• [Problem]
Look through the records below, and copy out every line that holds the string "estacionario".

• [Exercise materials]
========
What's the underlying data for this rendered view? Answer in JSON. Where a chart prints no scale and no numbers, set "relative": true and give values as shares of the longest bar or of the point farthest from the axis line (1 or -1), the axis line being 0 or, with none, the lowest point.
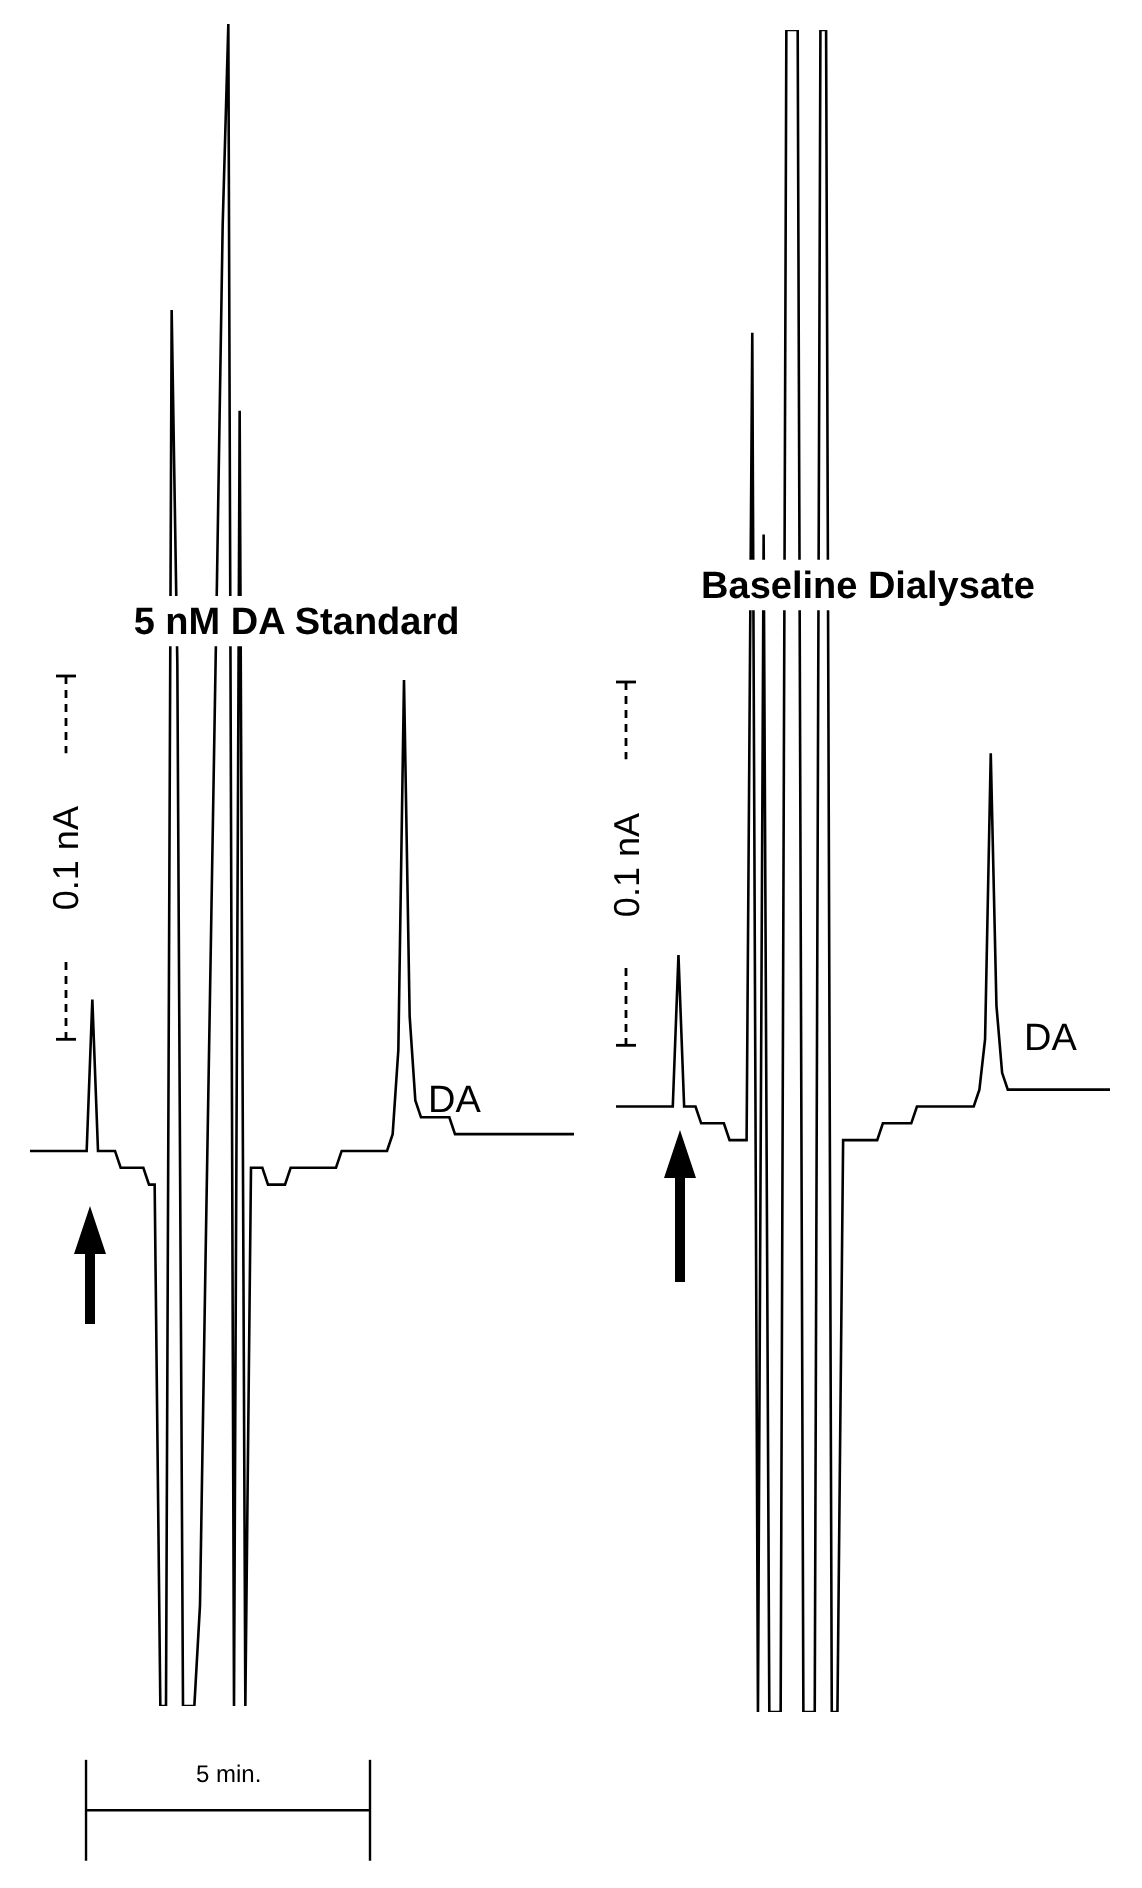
{
  "chart_data": [
    {
      "type": "line",
      "title": "5 nM DA Standard",
      "relative": true,
      "color": "#000000",
      "categories": [
        null,
        null,
        null,
        null,
        null,
        null,
        null,
        null,
        null,
        null,
        null,
        null,
        null,
        null,
        null,
        null,
        null,
        null,
        null,
        null,
        null,
        null,
        null,
        null,
        null,
        null,
        null,
        null,
        null,
        null,
        null,
        null,
        null,
        null,
        null,
        null,
        null,
        null,
        null,
        null,
        null,
        null,
        null,
        null,
        null,
        null,
        null,
        null,
        null,
        null,
        null,
        null,
        null,
        null,
        null,
        null,
        null,
        null,
        null,
        null,
        null,
        null,
        null,
        null,
        null,
        null,
        null,
        null,
        null,
        null,
        null,
        null,
        null,
        null,
        null,
        null,
        null,
        null,
        null,
        null,
        null,
        null,
        null,
        null,
        null,
        null,
        null,
        null,
        null,
        null,
        null,
        null,
        null,
        null,
        null,
        null,
        null
      ],
      "values": [
        0.33,
        0.33,
        0.33,
        0.33,
        0.33,
        0.33,
        0.33,
        0.33,
        0.33,
        0.33,
        0.33,
        0.42,
        0.33,
        0.33,
        0.33,
        0.33,
        0.32,
        0.32,
        0.32,
        0.32,
        0.32,
        0.31,
        0.31,
        0,
        0,
        0.83,
        0.62,
        0,
        0,
        0,
        0.06,
        0.27,
        0.47,
        0.67,
        0.88,
        1,
        0,
        0.77,
        0,
        0.32,
        0.32,
        0.32,
        0.31,
        0.31,
        0.31,
        0.31,
        0.32,
        0.32,
        0.32,
        0.32,
        0.32,
        0.32,
        0.32,
        0.32,
        0.32,
        0.33,
        0.33,
        0.33,
        0.33,
        0.33,
        0.33,
        0.33,
        0.33,
        0.33,
        0.34,
        0.39,
        0.61,
        0.41,
        0.36,
        0.35,
        0.35,
        0.35,
        0.35,
        0.35,
        0.35,
        0.34,
        0.34,
        0.34,
        0.34,
        0.34,
        0.34,
        0.34,
        0.34,
        0.34,
        0.34,
        0.34,
        0.34,
        0.34,
        0.34,
        0.34,
        0.34,
        0.34,
        0.34,
        0.34,
        0.34,
        0.34,
        0.34
      ],
      "annotations": [
        "0.1 nA",
        "5 min.",
        "DA"
      ]
    },
    {
      "type": "line",
      "title": "Baseline Dialysate",
      "relative": true,
      "color": "#000000",
      "categories": [
        null,
        null,
        null,
        null,
        null,
        null,
        null,
        null,
        null,
        null,
        null,
        null,
        null,
        null,
        null,
        null,
        null,
        null,
        null,
        null,
        null,
        null,
        null,
        null,
        null,
        null,
        null,
        null,
        null,
        null,
        null,
        null,
        null,
        null,
        null,
        null,
        null,
        null,
        null,
        null,
        null,
        null,
        null,
        null,
        null,
        null,
        null,
        null,
        null,
        null,
        null,
        null,
        null,
        null,
        null,
        null,
        null,
        null,
        null,
        null,
        null,
        null,
        null,
        null,
        null,
        null,
        null,
        null,
        null,
        null,
        null,
        null,
        null,
        null,
        null,
        null,
        null,
        null,
        null,
        null,
        null,
        null,
        null,
        null,
        null,
        null,
        null,
        null
      ],
      "values": [
        0.36,
        0.36,
        0.36,
        0.36,
        0.36,
        0.36,
        0.36,
        0.36,
        0.36,
        0.36,
        0.36,
        0.45,
        0.36,
        0.36,
        0.36,
        0.35,
        0.35,
        0.35,
        0.35,
        0.35,
        0.34,
        0.34,
        0.34,
        0.34,
        0.82,
        0,
        0.7,
        0,
        0,
        0,
        1,
        1,
        1,
        0,
        0,
        0,
        1,
        1,
        0,
        0,
        0.34,
        0.34,
        0.34,
        0.34,
        0.34,
        0.34,
        0.34,
        0.35,
        0.35,
        0.35,
        0.35,
        0.35,
        0.35,
        0.36,
        0.36,
        0.36,
        0.36,
        0.36,
        0.36,
        0.36,
        0.36,
        0.36,
        0.36,
        0.36,
        0.37,
        0.4,
        0.57,
        0.42,
        0.38,
        0.37,
        0.37,
        0.37,
        0.37,
        0.37,
        0.37,
        0.37,
        0.37,
        0.37,
        0.37,
        0.37,
        0.37,
        0.37,
        0.37,
        0.37,
        0.37,
        0.37,
        0.37,
        0.37
      ],
      "annotations": [
        "0.1 nA",
        "DA"
      ]
    }
  ]
}
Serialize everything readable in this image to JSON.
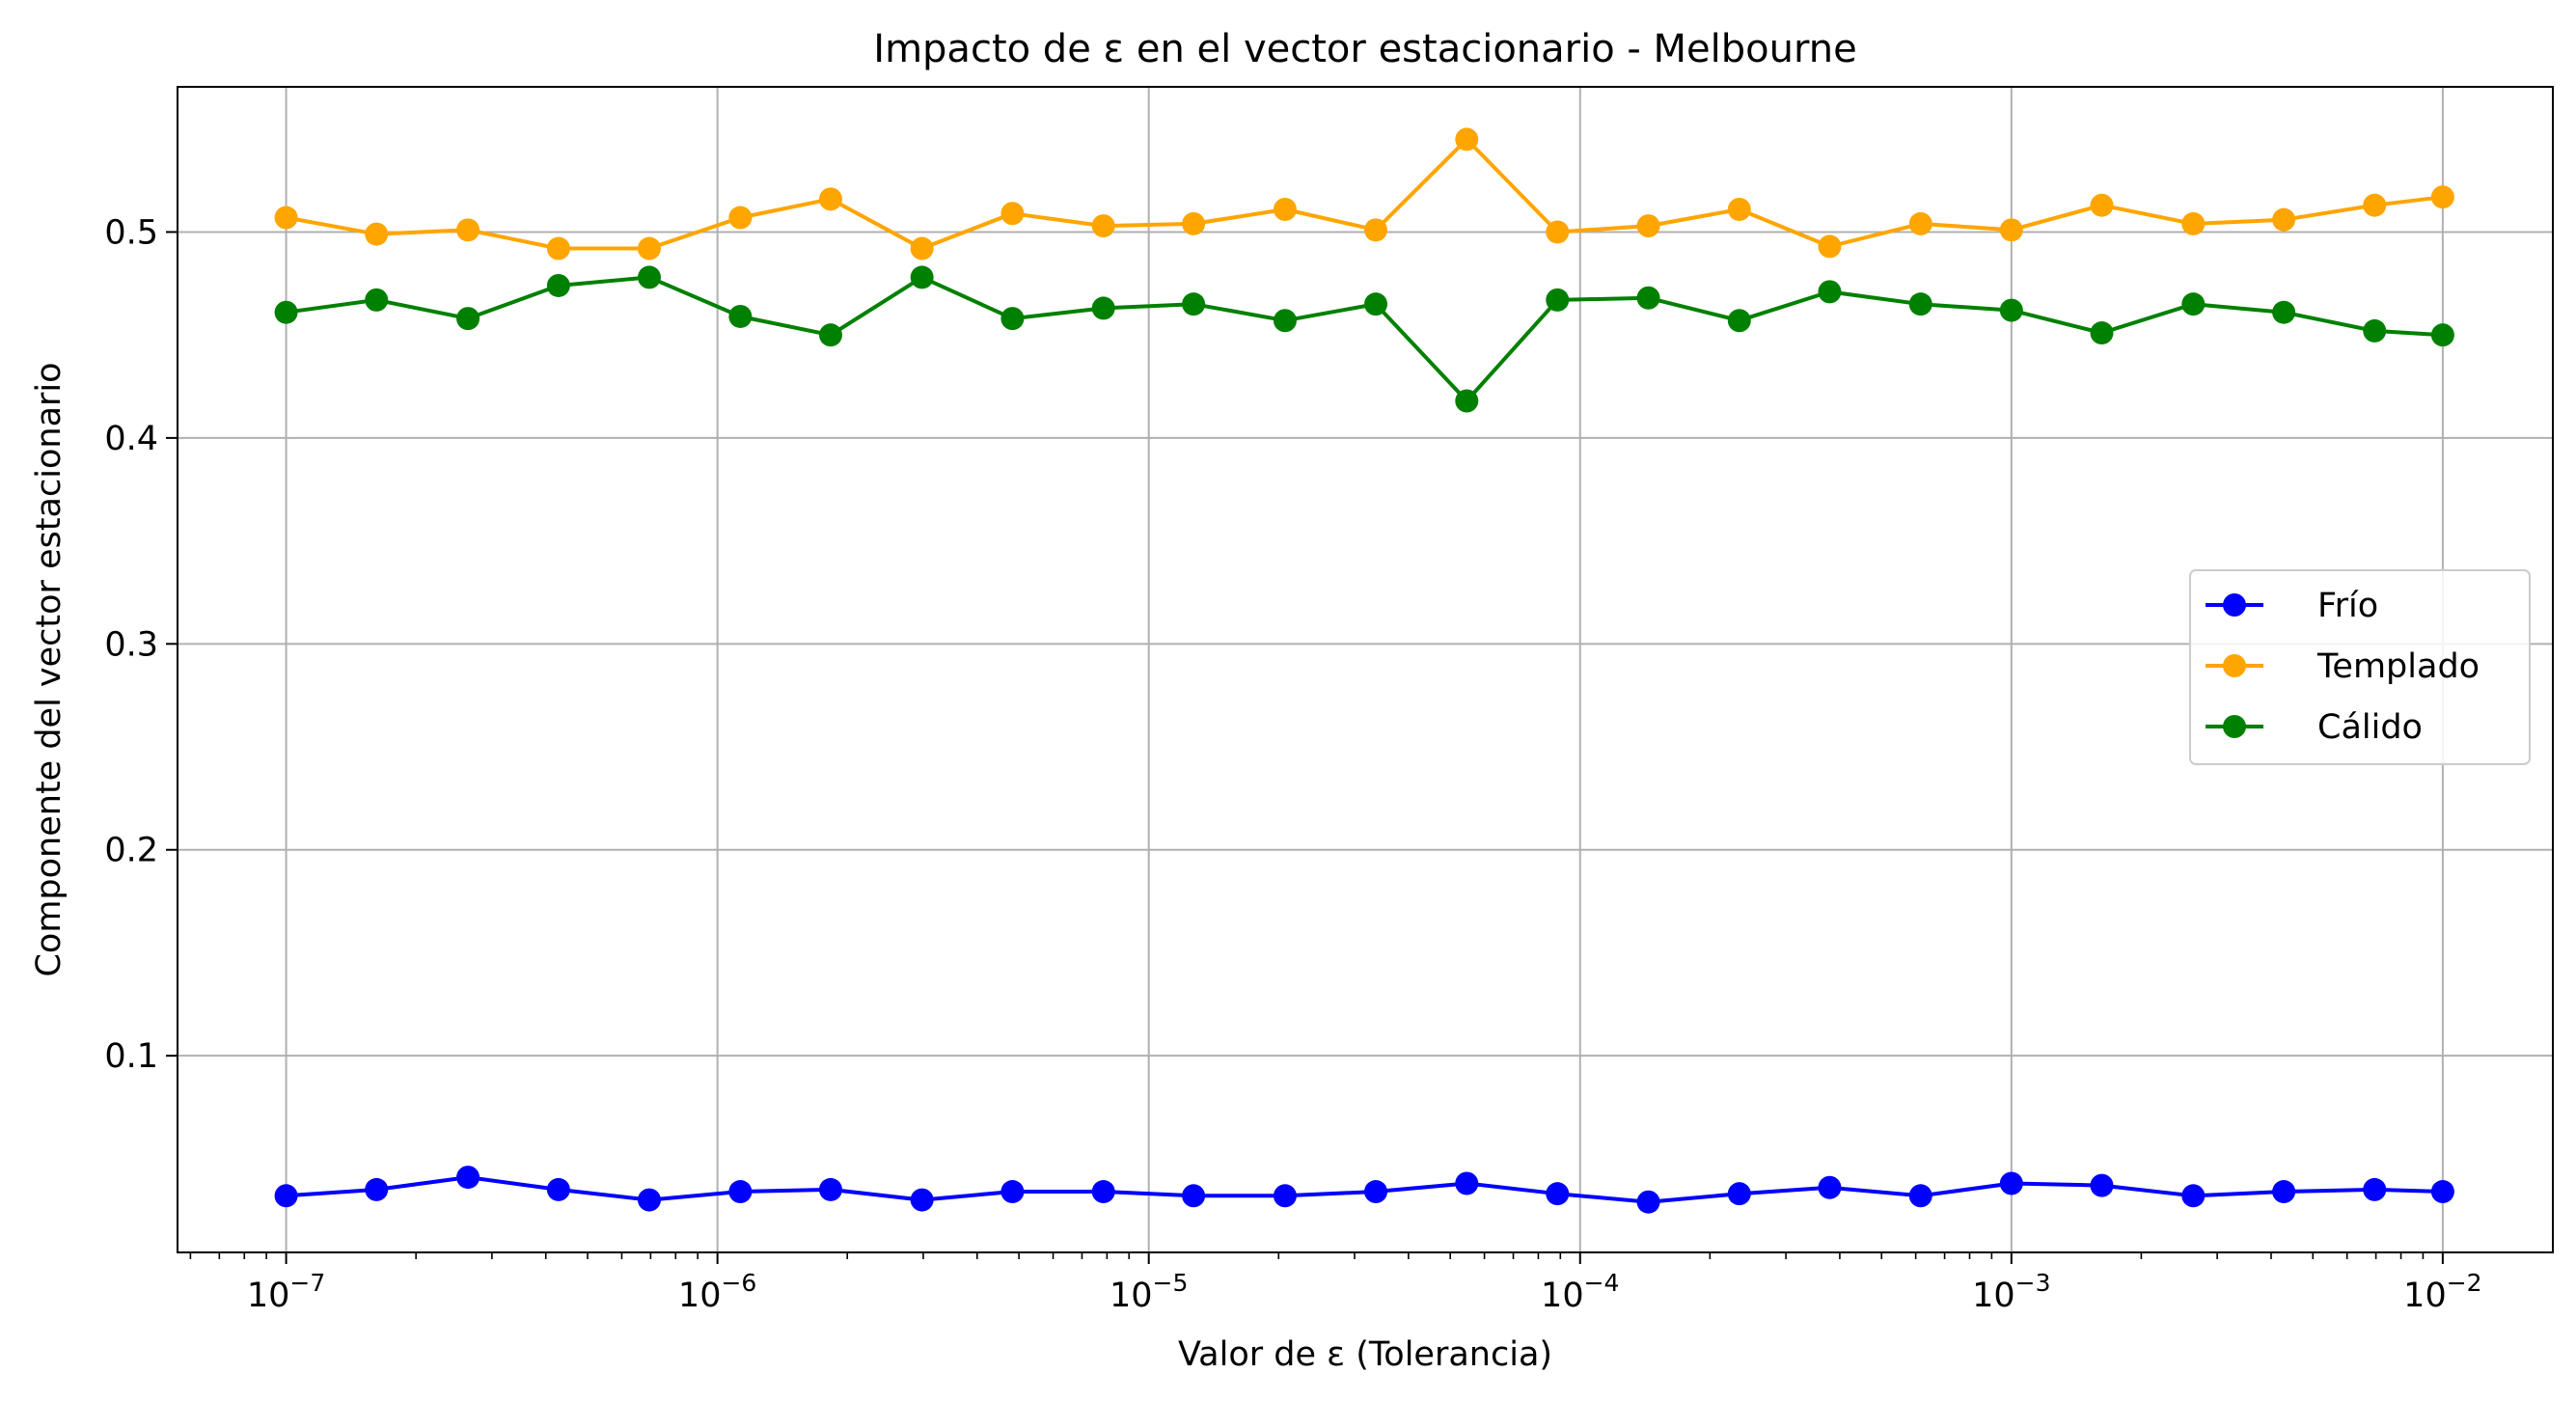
{
  "chart_data": {
    "type": "line",
    "title": "Impacto de ε en el vector estacionario - Melbourne",
    "xlabel": "Valor de ε (Tolerancia)",
    "ylabel": "Componente del vector estacionario",
    "xscale": "log",
    "xlim": [
      5.6e-08,
      0.018
    ],
    "ylim": [
      0.0045,
      0.5705
    ],
    "grid": true,
    "legend_position": "center-right",
    "x_tick_labels": [
      {
        "base": "10",
        "exp": "−7"
      },
      {
        "base": "10",
        "exp": "−6"
      },
      {
        "base": "10",
        "exp": "−5"
      },
      {
        "base": "10",
        "exp": "−4"
      },
      {
        "base": "10",
        "exp": "−3"
      },
      {
        "base": "10",
        "exp": "−2"
      }
    ],
    "y_tick_labels": [
      "0.1",
      "0.2",
      "0.3",
      "0.4",
      "0.5"
    ],
    "x": [
      1e-07,
      1.62e-07,
      2.64e-07,
      4.28e-07,
      6.95e-07,
      1.13e-06,
      1.83e-06,
      2.98e-06,
      4.83e-06,
      7.85e-06,
      1.27e-05,
      2.07e-05,
      3.36e-05,
      5.46e-05,
      8.86e-05,
      0.000144,
      0.000234,
      0.000379,
      0.000616,
      0.001,
      0.00162,
      0.00264,
      0.00428,
      0.00695,
      0.01
    ],
    "series": [
      {
        "name": "Frío",
        "color": "#0000ff",
        "values": [
          0.032,
          0.035,
          0.041,
          0.035,
          0.03,
          0.034,
          0.035,
          0.03,
          0.034,
          0.034,
          0.032,
          0.032,
          0.034,
          0.038,
          0.033,
          0.029,
          0.033,
          0.036,
          0.032,
          0.038,
          0.037,
          0.032,
          0.034,
          0.035,
          0.034
        ]
      },
      {
        "name": "Templado",
        "color": "#ffa500",
        "values": [
          0.507,
          0.499,
          0.501,
          0.492,
          0.492,
          0.507,
          0.516,
          0.492,
          0.509,
          0.503,
          0.504,
          0.511,
          0.501,
          0.545,
          0.5,
          0.503,
          0.511,
          0.493,
          0.504,
          0.501,
          0.513,
          0.504,
          0.506,
          0.513,
          0.517
        ]
      },
      {
        "name": "Cálido",
        "color": "#008000",
        "values": [
          0.461,
          0.467,
          0.458,
          0.474,
          0.478,
          0.459,
          0.45,
          0.478,
          0.458,
          0.463,
          0.465,
          0.457,
          0.465,
          0.418,
          0.467,
          0.468,
          0.457,
          0.471,
          0.465,
          0.462,
          0.451,
          0.465,
          0.461,
          0.452,
          0.45
        ]
      }
    ]
  }
}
========
• [Exercise result]
    "title": "Impacto de ε en el vector estacionario - Melbourne",
    "ylabel": "Componente del vector estacionario",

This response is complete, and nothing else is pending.